Extract:
□ □ □ □ □ □ □
If you have the mygene
library installed in Python, you could use the following Python script:
#!/usr/bin/env python
import sys
import mygene
mg = mygene.MyGeneInfo()
genes = []
for line in sys.stdin:
genes.append(line.strip())
for gene in genes:
result = mg.query(gene, scopes="symbol", fields=["ensembl"], species="human", verbose=False)
hgnc_name = gene
for hit in result["hits"]:
if "ensembl" in hit and "gene" in hit["ensembl"]:
sys.stdout.write("%s\t%s\n" % (hgnc_name, hit["ensembl"]["gene"]))
□ □ □ □ □ □ □
Data excerpts:
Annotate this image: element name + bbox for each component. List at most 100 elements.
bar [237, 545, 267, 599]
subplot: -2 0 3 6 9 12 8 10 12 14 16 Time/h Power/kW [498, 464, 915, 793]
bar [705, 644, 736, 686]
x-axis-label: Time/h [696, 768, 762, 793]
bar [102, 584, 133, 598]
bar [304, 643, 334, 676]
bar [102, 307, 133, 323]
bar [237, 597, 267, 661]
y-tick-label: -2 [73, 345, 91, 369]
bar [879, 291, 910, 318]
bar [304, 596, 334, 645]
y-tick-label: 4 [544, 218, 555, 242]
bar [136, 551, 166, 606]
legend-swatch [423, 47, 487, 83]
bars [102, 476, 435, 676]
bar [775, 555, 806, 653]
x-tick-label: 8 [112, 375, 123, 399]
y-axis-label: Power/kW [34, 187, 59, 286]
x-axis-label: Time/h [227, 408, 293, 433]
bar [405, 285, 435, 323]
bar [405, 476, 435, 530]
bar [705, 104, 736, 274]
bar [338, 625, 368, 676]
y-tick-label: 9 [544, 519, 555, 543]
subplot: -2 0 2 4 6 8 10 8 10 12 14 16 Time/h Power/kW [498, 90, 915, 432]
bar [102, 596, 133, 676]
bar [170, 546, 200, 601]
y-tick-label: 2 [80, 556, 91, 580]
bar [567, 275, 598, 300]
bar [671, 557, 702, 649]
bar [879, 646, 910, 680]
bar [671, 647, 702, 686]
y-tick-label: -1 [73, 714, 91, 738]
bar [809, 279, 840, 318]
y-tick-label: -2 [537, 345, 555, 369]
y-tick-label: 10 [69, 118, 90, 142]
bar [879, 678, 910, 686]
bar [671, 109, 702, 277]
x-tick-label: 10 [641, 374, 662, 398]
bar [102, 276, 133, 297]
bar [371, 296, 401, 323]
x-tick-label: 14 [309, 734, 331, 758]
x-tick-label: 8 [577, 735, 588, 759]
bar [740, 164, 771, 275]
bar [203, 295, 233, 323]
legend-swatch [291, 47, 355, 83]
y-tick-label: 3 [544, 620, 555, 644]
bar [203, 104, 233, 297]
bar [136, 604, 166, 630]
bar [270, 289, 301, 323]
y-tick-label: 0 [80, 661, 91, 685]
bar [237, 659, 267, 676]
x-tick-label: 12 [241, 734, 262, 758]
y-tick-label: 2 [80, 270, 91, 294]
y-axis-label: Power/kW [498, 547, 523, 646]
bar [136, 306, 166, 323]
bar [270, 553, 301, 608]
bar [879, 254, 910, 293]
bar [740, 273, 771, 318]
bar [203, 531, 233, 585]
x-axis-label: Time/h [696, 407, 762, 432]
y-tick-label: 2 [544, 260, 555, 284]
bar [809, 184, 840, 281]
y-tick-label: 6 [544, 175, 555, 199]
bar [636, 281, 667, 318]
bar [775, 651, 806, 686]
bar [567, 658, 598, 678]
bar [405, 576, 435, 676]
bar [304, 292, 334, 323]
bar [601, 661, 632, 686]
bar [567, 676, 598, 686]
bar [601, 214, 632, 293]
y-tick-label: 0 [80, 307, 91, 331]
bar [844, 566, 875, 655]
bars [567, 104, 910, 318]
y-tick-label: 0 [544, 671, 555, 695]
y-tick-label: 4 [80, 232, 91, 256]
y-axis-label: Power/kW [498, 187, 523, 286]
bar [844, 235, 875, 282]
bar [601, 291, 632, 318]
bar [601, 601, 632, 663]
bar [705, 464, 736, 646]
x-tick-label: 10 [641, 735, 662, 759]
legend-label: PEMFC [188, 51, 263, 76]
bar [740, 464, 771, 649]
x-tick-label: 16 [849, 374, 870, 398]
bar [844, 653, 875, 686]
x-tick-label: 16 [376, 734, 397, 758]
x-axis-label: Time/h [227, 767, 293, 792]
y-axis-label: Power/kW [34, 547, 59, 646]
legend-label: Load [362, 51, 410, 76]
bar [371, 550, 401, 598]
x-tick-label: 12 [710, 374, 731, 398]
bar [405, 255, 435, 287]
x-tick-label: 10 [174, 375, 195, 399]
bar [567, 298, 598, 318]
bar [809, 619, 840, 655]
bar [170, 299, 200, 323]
□ □ □ □ □ □ □
Copy out the mygene script text word for word, starting at "If you have" and ending at "genes.append(line.strip())".

Output for this task:
If you have the mygene
library installed in Python, you could use the following Python script:
#!/usr/bin/env python
import sys
import mygene
mg = mygene.MyGeneInfo()
genes = []
for line in sys.stdin:
genes.append(line.strip())